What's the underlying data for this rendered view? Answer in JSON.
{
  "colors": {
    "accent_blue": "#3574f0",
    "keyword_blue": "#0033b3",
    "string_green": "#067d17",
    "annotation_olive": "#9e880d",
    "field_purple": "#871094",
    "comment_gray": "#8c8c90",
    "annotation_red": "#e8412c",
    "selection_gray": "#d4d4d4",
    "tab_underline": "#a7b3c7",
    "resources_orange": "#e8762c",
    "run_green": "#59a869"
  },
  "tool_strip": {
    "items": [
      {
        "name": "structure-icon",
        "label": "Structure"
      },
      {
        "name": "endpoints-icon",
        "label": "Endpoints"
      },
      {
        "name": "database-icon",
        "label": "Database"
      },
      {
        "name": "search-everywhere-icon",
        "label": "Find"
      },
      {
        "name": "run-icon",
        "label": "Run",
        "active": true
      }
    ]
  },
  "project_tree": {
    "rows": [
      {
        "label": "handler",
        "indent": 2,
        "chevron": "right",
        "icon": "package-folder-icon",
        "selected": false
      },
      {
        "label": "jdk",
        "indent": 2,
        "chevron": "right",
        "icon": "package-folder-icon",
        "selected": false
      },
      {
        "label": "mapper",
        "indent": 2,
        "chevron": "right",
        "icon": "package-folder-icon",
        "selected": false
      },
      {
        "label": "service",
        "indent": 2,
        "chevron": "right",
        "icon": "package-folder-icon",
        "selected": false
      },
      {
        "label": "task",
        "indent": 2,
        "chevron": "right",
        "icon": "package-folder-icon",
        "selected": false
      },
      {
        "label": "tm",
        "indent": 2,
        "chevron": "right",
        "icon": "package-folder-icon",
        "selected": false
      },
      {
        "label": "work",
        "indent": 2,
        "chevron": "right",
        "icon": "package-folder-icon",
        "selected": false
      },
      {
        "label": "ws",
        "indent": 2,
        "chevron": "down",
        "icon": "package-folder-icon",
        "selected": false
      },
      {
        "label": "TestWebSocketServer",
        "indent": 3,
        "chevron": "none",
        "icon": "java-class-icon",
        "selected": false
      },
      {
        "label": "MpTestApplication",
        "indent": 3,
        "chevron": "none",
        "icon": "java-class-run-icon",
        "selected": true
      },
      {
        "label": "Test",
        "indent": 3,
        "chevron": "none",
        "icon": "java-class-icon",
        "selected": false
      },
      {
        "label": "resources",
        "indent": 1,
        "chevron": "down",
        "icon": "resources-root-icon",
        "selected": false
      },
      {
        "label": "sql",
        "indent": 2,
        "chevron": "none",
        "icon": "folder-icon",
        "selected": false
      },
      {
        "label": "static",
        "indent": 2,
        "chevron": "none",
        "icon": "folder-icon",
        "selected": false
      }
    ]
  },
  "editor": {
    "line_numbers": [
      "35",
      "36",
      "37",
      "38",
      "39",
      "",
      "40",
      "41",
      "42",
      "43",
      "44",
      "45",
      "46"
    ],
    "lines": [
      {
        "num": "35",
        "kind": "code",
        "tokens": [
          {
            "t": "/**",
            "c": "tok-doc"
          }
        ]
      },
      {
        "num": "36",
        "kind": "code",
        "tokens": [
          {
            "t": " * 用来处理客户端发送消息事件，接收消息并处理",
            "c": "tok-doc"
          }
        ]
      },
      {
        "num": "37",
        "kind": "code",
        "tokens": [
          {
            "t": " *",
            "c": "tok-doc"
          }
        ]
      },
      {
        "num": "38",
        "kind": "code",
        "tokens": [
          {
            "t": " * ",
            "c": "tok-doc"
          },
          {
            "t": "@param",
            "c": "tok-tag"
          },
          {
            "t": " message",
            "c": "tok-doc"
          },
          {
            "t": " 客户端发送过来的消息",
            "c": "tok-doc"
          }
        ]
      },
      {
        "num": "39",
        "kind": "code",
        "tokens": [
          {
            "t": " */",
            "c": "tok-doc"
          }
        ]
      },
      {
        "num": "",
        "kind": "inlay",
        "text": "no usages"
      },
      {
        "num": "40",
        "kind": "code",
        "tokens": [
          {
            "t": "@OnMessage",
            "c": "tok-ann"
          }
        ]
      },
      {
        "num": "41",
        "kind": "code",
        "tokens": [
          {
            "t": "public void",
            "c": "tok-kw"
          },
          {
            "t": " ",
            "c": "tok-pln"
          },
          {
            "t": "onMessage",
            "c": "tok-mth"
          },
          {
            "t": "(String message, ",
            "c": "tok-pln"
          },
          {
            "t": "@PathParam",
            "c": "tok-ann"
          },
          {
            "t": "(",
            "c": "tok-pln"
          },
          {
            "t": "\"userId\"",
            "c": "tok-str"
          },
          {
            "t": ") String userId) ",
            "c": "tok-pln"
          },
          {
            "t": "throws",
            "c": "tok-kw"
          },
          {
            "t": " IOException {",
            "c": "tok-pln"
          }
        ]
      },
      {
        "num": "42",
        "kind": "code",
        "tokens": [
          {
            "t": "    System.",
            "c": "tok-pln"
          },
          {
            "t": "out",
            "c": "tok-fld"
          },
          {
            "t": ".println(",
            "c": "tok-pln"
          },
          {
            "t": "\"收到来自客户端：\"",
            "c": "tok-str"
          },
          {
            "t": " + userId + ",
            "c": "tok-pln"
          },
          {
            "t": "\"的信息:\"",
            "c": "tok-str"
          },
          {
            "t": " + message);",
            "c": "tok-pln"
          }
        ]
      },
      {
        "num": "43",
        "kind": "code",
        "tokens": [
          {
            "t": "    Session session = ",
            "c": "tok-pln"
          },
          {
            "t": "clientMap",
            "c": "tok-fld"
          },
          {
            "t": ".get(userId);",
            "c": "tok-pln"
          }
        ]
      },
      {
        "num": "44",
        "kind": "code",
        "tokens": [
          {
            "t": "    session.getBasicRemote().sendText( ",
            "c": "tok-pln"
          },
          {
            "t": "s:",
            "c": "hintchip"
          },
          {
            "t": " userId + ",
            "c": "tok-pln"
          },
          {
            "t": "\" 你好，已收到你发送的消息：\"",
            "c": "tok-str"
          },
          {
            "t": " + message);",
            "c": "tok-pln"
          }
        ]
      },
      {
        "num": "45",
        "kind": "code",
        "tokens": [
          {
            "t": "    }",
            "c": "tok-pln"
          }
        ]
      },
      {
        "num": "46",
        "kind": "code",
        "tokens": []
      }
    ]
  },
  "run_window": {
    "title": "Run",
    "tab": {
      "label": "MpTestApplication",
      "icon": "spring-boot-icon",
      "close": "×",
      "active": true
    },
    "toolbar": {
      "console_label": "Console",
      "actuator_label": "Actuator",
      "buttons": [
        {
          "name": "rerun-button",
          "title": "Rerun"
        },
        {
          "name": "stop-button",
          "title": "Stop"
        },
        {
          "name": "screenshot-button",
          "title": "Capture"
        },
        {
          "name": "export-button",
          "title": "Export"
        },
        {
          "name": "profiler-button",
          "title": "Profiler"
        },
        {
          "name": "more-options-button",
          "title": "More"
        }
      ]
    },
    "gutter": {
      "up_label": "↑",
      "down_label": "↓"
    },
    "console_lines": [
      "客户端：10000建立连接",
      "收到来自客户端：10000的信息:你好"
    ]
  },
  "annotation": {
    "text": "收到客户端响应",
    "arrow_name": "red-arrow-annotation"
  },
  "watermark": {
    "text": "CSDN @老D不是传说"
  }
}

• • • •

Extract all of the data above without altering anything.

What's the underlying data for this rendered view? Answer in JSON.
{
  "colors": {
    "accent_blue": "#3574f0",
    "keyword_blue": "#0033b3",
    "string_green": "#067d17",
    "annotation_olive": "#9e880d",
    "field_purple": "#871094",
    "comment_gray": "#8c8c90",
    "annotation_red": "#e8412c",
    "selection_gray": "#d4d4d4",
    "tab_underline": "#a7b3c7",
    "resources_orange": "#e8762c",
    "run_green": "#59a869"
  },
  "tool_strip": {
    "items": [
      {
        "name": "structure-icon",
        "label": "Structure"
      },
      {
        "name": "endpoints-icon",
        "label": "Endpoints"
      },
      {
        "name": "database-icon",
        "label": "Database"
      },
      {
        "name": "search-everywhere-icon",
        "label": "Find"
      },
      {
        "name": "run-icon",
        "label": "Run",
        "active": true
      }
    ]
  },
  "project_tree": {
    "rows": [
      {
        "label": "handler",
        "indent": 2,
        "chevron": "right",
        "icon": "package-folder-icon",
        "selected": false
      },
      {
        "label": "jdk",
        "indent": 2,
        "chevron": "right",
        "icon": "package-folder-icon",
        "selected": false
      },
      {
        "label": "mapper",
        "indent": 2,
        "chevron": "right",
        "icon": "package-folder-icon",
        "selected": false
      },
      {
        "label": "service",
        "indent": 2,
        "chevron": "right",
        "icon": "package-folder-icon",
        "selected": false
      },
      {
        "label": "task",
        "indent": 2,
        "chevron": "right",
        "icon": "package-folder-icon",
        "selected": false
      },
      {
        "label": "tm",
        "indent": 2,
        "chevron": "right",
        "icon": "package-folder-icon",
        "selected": false
      },
      {
        "label": "work",
        "indent": 2,
        "chevron": "right",
        "icon": "package-folder-icon",
        "selected": false
      },
      {
        "label": "ws",
        "indent": 2,
        "chevron": "down",
        "icon": "package-folder-icon",
        "selected": false
      },
      {
        "label": "TestWebSocketServer",
        "indent": 3,
        "chevron": "none",
        "icon": "java-class-icon",
        "selected": false
      },
      {
        "label": "MpTestApplication",
        "indent": 3,
        "chevron": "none",
        "icon": "java-class-run-icon",
        "selected": true
      },
      {
        "label": "Test",
        "indent": 3,
        "chevron": "none",
        "icon": "java-class-icon",
        "selected": false
      },
      {
        "label": "resources",
        "indent": 1,
        "chevron": "down",
        "icon": "resources-root-icon",
        "selected": false
      },
      {
        "label": "sql",
        "indent": 2,
        "chevron": "none",
        "icon": "folder-icon",
        "selected": false
      },
      {
        "label": "static",
        "indent": 2,
        "chevron": "none",
        "icon": "folder-icon",
        "selected": false
      }
    ]
  },
  "editor": {
    "line_numbers": [
      "35",
      "36",
      "37",
      "38",
      "39",
      "",
      "40",
      "41",
      "42",
      "43",
      "44",
      "45",
      "46"
    ],
    "lines": [
      {
        "num": "35",
        "kind": "code",
        "tokens": [
          {
            "t": "/**",
            "c": "tok-doc"
          }
        ]
      },
      {
        "num": "36",
        "kind": "code",
        "tokens": [
          {
            "t": " * 用来处理客户端发送消息事件，接收消息并处理",
            "c": "tok-doc"
          }
        ]
      },
      {
        "num": "37",
        "kind": "code",
        "tokens": [
          {
            "t": " *",
            "c": "tok-doc"
          }
        ]
      },
      {
        "num": "38",
        "kind": "code",
        "tokens": [
          {
            "t": " * ",
            "c": "tok-doc"
          },
          {
            "t": "@param",
            "c": "tok-tag"
          },
          {
            "t": " message",
            "c": "tok-doc"
          },
          {
            "t": " 客户端发送过来的消息",
            "c": "tok-doc"
          }
        ]
      },
      {
        "num": "39",
        "kind": "code",
        "tokens": [
          {
            "t": " */",
            "c": "tok-doc"
          }
        ]
      },
      {
        "num": "",
        "kind": "inlay",
        "text": "no usages"
      },
      {
        "num": "40",
        "kind": "code",
        "tokens": [
          {
            "t": "@OnMessage",
            "c": "tok-ann"
          }
        ]
      },
      {
        "num": "41",
        "kind": "code",
        "tokens": [
          {
            "t": "public void",
            "c": "tok-kw"
          },
          {
            "t": " ",
            "c": "tok-pln"
          },
          {
            "t": "onMessage",
            "c": "tok-mth"
          },
          {
            "t": "(String message, ",
            "c": "tok-pln"
          },
          {
            "t": "@PathParam",
            "c": "tok-ann"
          },
          {
            "t": "(",
            "c": "tok-pln"
          },
          {
            "t": "\"userId\"",
            "c": "tok-str"
          },
          {
            "t": ") String userId) ",
            "c": "tok-pln"
          },
          {
            "t": "throws",
            "c": "tok-kw"
          },
          {
            "t": " IOException {",
            "c": "tok-pln"
          }
        ]
      },
      {
        "num": "42",
        "kind": "code",
        "tokens": [
          {
            "t": "    System.",
            "c": "tok-pln"
          },
          {
            "t": "out",
            "c": "tok-fld"
          },
          {
            "t": ".println(",
            "c": "tok-pln"
          },
          {
            "t": "\"收到来自客户端：\"",
            "c": "tok-str"
          },
          {
            "t": " + userId + ",
            "c": "tok-pln"
          },
          {
            "t": "\"的信息:\"",
            "c": "tok-str"
          },
          {
            "t": " + message);",
            "c": "tok-pln"
          }
        ]
      },
      {
        "num": "43",
        "kind": "code",
        "tokens": [
          {
            "t": "    Session session = ",
            "c": "tok-pln"
          },
          {
            "t": "clientMap",
            "c": "tok-fld"
          },
          {
            "t": ".get(userId);",
            "c": "tok-pln"
          }
        ]
      },
      {
        "num": "44",
        "kind": "code",
        "tokens": [
          {
            "t": "    session.getBasicRemote().sendText( ",
            "c": "tok-pln"
          },
          {
            "t": "s:",
            "c": "hintchip"
          },
          {
            "t": " userId + ",
            "c": "tok-pln"
          },
          {
            "t": "\" 你好，已收到你发送的消息：\"",
            "c": "tok-str"
          },
          {
            "t": " + message);",
            "c": "tok-pln"
          }
        ]
      },
      {
        "num": "45",
        "kind": "code",
        "tokens": [
          {
            "t": "    }",
            "c": "tok-pln"
          }
        ]
      },
      {
        "num": "46",
        "kind": "code",
        "tokens": []
      }
    ]
  },
  "run_window": {
    "title": "Run",
    "tab": {
      "label": "MpTestApplication",
      "icon": "spring-boot-icon",
      "close": "×",
      "active": true
    },
    "toolbar": {
      "console_label": "Console",
      "actuator_label": "Actuator",
      "buttons": [
        {
          "name": "rerun-button",
          "title": "Rerun"
        },
        {
          "name": "stop-button",
          "title": "Stop"
        },
        {
          "name": "screenshot-button",
          "title": "Capture"
        },
        {
          "name": "export-button",
          "title": "Export"
        },
        {
          "name": "profiler-button",
          "title": "Profiler"
        },
        {
          "name": "more-options-button",
          "title": "More"
        }
      ]
    },
    "gutter": {
      "up_label": "↑",
      "down_label": "↓"
    },
    "console_lines": [
      "客户端：10000建立连接",
      "收到来自客户端：10000的信息:你好"
    ]
  },
  "annotation": {
    "text": "收到客户端响应",
    "arrow_name": "red-arrow-annotation"
  },
  "watermark": {
    "text": "CSDN @老D不是传说"
  }
}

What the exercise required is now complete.